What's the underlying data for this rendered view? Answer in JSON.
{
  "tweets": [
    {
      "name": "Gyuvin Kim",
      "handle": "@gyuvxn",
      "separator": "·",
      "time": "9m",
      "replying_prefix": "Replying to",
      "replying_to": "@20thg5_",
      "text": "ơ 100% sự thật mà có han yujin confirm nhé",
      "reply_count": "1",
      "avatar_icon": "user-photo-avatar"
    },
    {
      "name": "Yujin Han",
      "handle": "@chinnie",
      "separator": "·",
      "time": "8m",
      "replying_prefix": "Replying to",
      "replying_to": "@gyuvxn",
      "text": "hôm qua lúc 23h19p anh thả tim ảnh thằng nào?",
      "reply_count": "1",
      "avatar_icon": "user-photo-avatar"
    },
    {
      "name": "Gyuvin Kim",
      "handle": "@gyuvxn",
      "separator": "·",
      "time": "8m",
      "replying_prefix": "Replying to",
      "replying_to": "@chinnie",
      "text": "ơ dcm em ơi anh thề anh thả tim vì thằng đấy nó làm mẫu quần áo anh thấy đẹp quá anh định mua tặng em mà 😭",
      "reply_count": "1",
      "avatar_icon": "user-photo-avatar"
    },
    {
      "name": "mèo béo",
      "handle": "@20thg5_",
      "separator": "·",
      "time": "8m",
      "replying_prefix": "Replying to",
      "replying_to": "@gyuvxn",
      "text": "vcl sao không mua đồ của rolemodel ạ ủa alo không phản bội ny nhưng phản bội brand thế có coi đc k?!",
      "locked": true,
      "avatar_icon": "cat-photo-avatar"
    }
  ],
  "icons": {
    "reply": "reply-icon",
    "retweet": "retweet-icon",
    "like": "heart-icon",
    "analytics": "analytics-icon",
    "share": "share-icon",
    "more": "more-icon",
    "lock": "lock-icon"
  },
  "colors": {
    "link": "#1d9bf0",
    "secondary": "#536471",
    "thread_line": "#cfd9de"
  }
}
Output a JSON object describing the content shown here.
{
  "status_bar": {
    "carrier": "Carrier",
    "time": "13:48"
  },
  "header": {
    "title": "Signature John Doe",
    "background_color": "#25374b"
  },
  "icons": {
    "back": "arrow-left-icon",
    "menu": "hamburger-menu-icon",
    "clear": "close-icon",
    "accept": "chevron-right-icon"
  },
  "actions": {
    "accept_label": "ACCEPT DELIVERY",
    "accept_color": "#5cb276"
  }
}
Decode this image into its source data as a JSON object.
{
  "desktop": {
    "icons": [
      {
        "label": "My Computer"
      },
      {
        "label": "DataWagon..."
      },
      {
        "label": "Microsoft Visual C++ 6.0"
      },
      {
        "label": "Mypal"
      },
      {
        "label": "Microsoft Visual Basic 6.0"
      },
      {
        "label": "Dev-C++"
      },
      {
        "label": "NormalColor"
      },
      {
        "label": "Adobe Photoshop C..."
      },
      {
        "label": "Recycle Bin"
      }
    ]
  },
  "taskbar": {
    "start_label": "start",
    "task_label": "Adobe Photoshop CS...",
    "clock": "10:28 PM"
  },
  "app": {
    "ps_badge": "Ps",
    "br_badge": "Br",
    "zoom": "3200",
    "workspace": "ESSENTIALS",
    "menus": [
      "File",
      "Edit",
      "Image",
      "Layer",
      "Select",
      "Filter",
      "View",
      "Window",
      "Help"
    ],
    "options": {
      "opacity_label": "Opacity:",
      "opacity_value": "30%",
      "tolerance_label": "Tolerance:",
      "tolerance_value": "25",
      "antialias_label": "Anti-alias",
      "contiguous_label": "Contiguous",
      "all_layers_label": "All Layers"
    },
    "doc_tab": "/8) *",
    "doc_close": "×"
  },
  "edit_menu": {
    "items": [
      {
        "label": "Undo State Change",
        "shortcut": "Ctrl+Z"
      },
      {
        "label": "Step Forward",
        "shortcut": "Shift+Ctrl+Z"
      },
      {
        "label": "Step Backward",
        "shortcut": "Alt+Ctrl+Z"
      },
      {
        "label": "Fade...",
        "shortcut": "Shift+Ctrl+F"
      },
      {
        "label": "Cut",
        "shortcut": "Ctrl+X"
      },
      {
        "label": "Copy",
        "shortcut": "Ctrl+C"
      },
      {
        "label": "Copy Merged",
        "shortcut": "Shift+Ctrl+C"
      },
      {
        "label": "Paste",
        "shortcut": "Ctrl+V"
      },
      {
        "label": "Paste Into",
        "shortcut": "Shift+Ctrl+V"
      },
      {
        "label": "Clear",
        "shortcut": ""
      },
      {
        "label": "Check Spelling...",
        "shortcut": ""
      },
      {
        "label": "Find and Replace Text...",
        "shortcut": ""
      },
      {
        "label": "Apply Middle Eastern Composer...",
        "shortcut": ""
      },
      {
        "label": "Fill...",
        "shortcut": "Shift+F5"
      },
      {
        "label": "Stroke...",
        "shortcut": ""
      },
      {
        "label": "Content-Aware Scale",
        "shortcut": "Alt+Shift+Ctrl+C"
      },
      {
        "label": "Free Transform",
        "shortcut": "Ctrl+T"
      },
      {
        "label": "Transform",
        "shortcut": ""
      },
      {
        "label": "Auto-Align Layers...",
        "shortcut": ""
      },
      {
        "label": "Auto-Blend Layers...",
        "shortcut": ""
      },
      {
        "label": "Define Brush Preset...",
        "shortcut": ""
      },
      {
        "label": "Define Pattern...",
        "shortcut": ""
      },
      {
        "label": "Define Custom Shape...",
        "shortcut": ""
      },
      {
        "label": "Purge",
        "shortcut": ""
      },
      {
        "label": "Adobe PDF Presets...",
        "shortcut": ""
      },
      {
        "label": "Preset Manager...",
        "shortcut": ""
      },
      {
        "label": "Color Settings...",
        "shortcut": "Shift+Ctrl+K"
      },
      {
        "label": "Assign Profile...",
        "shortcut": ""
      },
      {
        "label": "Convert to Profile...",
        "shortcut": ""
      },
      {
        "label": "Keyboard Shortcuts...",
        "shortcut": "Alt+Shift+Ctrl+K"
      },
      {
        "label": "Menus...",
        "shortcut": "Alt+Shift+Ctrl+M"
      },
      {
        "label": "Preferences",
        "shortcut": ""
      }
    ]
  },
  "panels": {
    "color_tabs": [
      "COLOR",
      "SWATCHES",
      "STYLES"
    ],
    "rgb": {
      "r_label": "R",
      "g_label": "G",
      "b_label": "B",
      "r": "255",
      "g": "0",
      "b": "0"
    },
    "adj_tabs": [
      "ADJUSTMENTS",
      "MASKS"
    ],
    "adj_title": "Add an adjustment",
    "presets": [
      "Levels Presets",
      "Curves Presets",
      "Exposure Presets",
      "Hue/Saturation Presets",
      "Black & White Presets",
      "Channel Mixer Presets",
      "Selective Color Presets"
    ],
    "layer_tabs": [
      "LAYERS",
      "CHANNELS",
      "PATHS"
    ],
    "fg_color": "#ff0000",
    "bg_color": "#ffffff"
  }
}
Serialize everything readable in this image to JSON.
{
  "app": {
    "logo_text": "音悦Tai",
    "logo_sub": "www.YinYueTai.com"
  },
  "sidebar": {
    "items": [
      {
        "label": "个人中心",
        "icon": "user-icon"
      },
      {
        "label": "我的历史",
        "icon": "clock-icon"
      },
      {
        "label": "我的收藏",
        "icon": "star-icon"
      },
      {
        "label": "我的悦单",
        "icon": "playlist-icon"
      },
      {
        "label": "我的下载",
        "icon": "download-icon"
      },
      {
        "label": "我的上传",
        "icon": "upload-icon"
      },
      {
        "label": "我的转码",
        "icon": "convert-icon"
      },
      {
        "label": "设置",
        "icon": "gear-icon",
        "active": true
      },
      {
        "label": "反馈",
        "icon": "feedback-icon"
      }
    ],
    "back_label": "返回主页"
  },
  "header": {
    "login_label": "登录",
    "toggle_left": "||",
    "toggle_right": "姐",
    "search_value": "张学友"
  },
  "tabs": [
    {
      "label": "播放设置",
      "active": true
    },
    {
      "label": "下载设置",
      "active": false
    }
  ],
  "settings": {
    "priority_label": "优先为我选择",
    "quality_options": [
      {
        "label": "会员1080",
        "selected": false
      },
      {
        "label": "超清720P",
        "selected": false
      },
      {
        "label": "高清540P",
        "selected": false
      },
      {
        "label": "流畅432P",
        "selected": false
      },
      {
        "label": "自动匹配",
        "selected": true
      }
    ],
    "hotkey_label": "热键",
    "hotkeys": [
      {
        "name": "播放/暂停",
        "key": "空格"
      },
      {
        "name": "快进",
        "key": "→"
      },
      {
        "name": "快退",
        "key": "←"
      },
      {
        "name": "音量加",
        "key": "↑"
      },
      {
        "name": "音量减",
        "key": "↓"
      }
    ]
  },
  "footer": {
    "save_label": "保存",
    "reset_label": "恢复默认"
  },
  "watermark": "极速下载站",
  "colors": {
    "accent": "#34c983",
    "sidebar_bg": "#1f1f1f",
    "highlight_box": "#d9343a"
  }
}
::::
Exercise brief: Copy in full each line that holds the word "Transform".

Response:
        "label": "Free Transform",
        "label": "Transform",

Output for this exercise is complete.